**Set exercise:**
Each entry below should be written out exactly as it is, with no pictures.

**Source material:**
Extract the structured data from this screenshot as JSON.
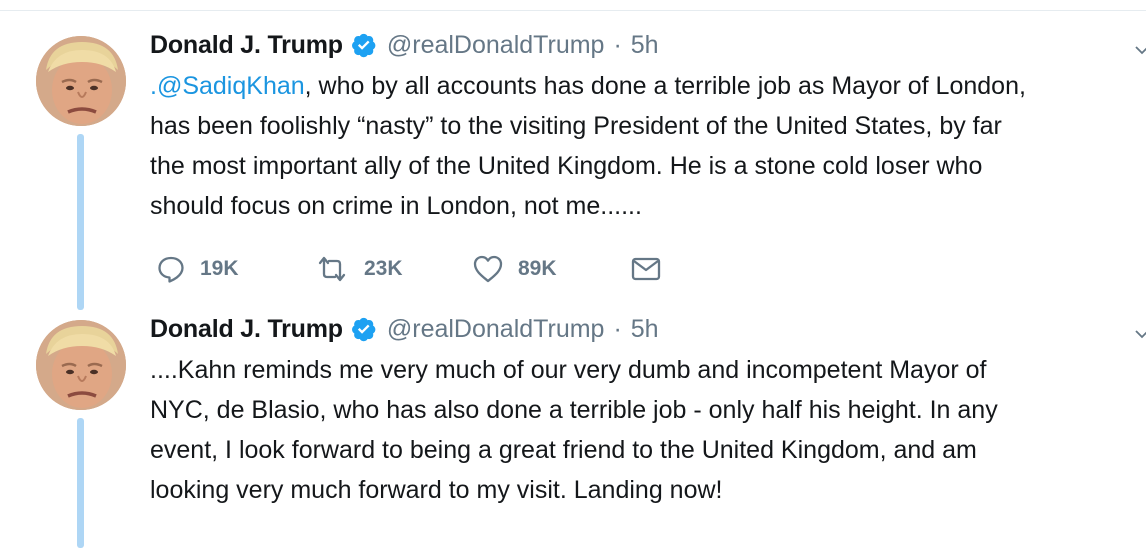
{
  "tweets": [
    {
      "name": "Donald J. Trump",
      "handle": "@realDonaldTrump",
      "separator": "·",
      "time": "5h",
      "mention": ".@SadiqKhan",
      "text_after_mention": ", who by all accounts has done a terrible job as Mayor of London,\nhas been foolishly “nasty” to the visiting President of the United States, by far\nthe most important ally of the United Kingdom. He is a stone cold loser who\nshould focus on crime in London, not me......",
      "replies": "19K",
      "retweets": "23K",
      "likes": "89K",
      "icons": [
        "verified-icon",
        "chevron-down-icon",
        "reply-icon",
        "retweet-icon",
        "like-icon",
        "message-icon"
      ]
    },
    {
      "name": "Donald J. Trump",
      "handle": "@realDonaldTrump",
      "separator": "·",
      "time": "5h",
      "text": "....Kahn reminds me very much of our very dumb and incompetent Mayor of\nNYC, de Blasio, who has also done a terrible job - only half his height. In any\nevent, I look forward to being a great friend to the United Kingdom, and am\nlooking very much forward to my visit. Landing now!",
      "icons": [
        "verified-icon",
        "chevron-down-icon"
      ]
    }
  ],
  "colors": {
    "accent": "#1da1f2",
    "mention": "#1b95e0",
    "thread_line": "#aed6f5",
    "secondary_text": "#657786",
    "primary_text": "#14171a"
  }
}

**Answer for this exercise:**
Extract the structured data from this screenshot as JSON.
{
  "tweets": [
    {
      "name": "Donald J. Trump",
      "handle": "@realDonaldTrump",
      "separator": "·",
      "time": "5h",
      "mention": ".@SadiqKhan",
      "text_after_mention": ", who by all accounts has done a terrible job as Mayor of London,\nhas been foolishly “nasty” to the visiting President of the United States, by far\nthe most important ally of the United Kingdom. He is a stone cold loser who\nshould focus on crime in London, not me......",
      "replies": "19K",
      "retweets": "23K",
      "likes": "89K",
      "icons": [
        "verified-icon",
        "chevron-down-icon",
        "reply-icon",
        "retweet-icon",
        "like-icon",
        "message-icon"
      ]
    },
    {
      "name": "Donald J. Trump",
      "handle": "@realDonaldTrump",
      "separator": "·",
      "time": "5h",
      "text": "....Kahn reminds me very much of our very dumb and incompetent Mayor of\nNYC, de Blasio, who has also done a terrible job - only half his height. In any\nevent, I look forward to being a great friend to the United Kingdom, and am\nlooking very much forward to my visit. Landing now!",
      "icons": [
        "verified-icon",
        "chevron-down-icon"
      ]
    }
  ],
  "colors": {
    "accent": "#1da1f2",
    "mention": "#1b95e0",
    "thread_line": "#aed6f5",
    "secondary_text": "#657786",
    "primary_text": "#14171a"
  }
}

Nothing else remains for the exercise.